Personally, I’m glad the Edge browser has SmartScreen. Chrome users should also be glad because Microsoft is now offering that browser an add-on that gives those users the same protection as Edge users. SmartScreen warns you that the site you’re planning to visit may have malicious intentions. You don’t have to go there to find out because the browser has already done that for you. It’s something like a person warning you not to open a door because bad things are in the room behind it. It’s too bad predictable horror movies don’t have this function. If they did, the terrified girls in these films may think twice before deciding it might be a good idea to look around the cellar where the lights never seem to work.

But there are users who feel that the SmartScreen Filter is too proactive. Some feel that the protecting red screen comes up at inappropriate times and simply interferes with their browsing. It is possible to disable the filter but doing so exposes the user to a variety of attacks. Malware may also make use of the filter to do unsavory things.

If you have been lucky enough never to have seen this feature, here is what it looks like.

red screen

The code that creates the screen will specify which threats may lie in wait in the page ahead.

:::

» **WORK REQUEST 1**
In the SmartScreen passage, what is Microsoft now offering Chrome users?
» **WORK REQUEST 2**
Repeat the stretch of the SmartScreen passage from "If you have" through "the page ahead.".
The rows that come after this text aren't needed for anything here.

:::

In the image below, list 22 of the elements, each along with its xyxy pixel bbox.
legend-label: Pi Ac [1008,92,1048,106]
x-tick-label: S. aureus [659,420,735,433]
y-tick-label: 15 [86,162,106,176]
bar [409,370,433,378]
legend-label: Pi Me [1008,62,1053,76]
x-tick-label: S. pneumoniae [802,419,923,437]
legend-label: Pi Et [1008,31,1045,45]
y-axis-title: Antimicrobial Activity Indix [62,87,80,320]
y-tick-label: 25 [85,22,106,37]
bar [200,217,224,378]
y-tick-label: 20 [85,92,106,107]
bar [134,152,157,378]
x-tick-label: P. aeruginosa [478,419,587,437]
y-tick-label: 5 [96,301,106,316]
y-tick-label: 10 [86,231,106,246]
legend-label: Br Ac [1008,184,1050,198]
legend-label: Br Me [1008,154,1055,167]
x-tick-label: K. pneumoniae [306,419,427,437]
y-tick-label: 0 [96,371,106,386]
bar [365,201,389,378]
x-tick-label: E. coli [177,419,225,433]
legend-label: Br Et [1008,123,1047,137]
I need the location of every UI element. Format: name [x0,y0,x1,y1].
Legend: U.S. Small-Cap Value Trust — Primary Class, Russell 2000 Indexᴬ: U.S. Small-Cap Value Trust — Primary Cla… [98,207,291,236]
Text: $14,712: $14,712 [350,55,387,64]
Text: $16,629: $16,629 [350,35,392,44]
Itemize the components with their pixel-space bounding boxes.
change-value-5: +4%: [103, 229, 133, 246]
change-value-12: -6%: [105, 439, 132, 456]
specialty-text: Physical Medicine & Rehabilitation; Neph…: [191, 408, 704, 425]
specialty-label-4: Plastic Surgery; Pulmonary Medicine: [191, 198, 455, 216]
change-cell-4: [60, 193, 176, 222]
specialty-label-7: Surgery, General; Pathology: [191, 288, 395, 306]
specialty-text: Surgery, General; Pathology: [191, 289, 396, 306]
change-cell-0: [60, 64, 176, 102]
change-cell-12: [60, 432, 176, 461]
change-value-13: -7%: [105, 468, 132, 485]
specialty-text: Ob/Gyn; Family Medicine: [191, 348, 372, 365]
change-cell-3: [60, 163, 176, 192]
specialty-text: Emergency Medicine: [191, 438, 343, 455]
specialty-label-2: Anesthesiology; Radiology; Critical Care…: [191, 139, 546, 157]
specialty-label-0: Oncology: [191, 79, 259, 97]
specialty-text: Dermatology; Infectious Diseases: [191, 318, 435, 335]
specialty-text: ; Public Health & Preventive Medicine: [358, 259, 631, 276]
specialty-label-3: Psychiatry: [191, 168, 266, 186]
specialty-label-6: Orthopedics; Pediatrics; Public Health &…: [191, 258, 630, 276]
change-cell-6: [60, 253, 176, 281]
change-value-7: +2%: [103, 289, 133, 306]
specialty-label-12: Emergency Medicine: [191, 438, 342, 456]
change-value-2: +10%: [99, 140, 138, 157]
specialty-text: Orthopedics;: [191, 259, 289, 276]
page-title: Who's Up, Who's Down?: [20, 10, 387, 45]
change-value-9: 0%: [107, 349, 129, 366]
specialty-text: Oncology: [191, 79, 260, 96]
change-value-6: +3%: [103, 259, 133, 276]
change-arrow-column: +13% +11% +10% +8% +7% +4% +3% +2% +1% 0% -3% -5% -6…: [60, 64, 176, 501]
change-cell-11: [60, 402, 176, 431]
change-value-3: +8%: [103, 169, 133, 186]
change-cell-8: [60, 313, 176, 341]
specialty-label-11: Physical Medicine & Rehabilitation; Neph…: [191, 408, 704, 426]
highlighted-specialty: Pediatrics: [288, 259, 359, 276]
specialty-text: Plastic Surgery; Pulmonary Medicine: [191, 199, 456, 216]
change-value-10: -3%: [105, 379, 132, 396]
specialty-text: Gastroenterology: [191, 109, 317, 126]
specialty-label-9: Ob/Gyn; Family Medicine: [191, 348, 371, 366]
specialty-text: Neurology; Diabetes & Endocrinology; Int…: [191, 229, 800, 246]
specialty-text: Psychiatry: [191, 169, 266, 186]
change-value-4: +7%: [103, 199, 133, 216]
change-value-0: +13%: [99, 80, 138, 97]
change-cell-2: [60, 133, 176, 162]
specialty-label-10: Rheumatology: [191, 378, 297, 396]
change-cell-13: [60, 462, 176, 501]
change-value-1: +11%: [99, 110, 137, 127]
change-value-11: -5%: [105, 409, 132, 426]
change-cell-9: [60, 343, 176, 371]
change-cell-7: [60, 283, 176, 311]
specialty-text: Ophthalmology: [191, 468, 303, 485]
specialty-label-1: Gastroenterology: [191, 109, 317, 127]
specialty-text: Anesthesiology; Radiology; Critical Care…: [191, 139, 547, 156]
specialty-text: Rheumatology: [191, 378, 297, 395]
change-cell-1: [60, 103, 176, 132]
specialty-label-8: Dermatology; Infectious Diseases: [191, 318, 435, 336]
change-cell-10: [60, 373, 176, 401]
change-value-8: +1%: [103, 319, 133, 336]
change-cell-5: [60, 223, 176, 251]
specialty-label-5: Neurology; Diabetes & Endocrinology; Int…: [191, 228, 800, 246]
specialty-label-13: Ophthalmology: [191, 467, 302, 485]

:::

» **ANSWER SECTION 1**
An add-on that gives Chrome users the same protection as Edge users.

» **ANSWER SECTION 2**
If you have been lucky enough never to have seen this feature, here is what it looks like.

red screen

The code that creates the screen will specify which threats may lie in wait in the page ahead.